## [Work to be completed]
List each line of the items below that includes the word "there".

Annotated region listings
----------------
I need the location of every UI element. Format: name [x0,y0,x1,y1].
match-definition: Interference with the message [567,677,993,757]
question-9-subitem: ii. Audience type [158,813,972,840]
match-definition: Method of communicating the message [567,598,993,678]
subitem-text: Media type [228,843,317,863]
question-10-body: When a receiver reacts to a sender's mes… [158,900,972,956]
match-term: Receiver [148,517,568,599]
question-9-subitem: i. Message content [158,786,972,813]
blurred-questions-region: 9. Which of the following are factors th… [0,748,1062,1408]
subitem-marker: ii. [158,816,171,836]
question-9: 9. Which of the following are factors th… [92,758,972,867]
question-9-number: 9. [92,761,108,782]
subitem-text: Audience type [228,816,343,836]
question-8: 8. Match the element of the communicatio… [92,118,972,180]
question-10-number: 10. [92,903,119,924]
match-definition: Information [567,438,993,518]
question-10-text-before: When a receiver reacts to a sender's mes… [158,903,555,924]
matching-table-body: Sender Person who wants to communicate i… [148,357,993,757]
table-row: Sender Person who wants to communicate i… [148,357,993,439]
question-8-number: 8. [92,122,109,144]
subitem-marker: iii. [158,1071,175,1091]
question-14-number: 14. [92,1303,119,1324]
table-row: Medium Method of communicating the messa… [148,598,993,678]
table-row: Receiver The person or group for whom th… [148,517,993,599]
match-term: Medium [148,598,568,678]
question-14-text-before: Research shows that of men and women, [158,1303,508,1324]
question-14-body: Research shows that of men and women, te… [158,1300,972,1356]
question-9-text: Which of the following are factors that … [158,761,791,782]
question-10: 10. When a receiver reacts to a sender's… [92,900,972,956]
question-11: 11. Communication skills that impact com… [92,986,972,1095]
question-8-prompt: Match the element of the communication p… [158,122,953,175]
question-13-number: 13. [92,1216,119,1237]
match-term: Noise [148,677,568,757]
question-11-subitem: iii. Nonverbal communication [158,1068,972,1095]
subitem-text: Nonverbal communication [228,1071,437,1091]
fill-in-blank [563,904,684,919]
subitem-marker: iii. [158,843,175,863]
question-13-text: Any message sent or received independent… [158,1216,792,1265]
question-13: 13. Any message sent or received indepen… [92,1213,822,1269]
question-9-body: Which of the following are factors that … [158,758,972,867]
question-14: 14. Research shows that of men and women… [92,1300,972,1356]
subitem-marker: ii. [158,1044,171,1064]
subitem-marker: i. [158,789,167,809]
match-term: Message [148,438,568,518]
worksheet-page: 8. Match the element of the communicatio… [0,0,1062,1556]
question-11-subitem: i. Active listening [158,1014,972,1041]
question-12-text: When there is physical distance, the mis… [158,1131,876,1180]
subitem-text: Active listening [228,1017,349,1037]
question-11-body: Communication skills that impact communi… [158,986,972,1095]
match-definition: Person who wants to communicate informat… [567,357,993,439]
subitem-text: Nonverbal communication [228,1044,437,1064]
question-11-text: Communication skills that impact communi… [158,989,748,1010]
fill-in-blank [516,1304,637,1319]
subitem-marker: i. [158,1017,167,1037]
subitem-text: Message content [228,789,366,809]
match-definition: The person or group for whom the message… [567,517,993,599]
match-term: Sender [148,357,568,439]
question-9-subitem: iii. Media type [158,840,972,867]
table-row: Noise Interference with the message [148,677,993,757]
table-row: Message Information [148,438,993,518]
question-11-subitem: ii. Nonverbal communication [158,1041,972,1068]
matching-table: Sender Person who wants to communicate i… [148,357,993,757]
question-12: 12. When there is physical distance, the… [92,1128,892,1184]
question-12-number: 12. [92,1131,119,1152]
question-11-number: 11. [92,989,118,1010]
----------------
## [Right answer]
question-12-text: When there is physical distance, the mis… [158,1131,876,1180]
question-12: 12. When there is physical distance, the… [92,1128,892,1184]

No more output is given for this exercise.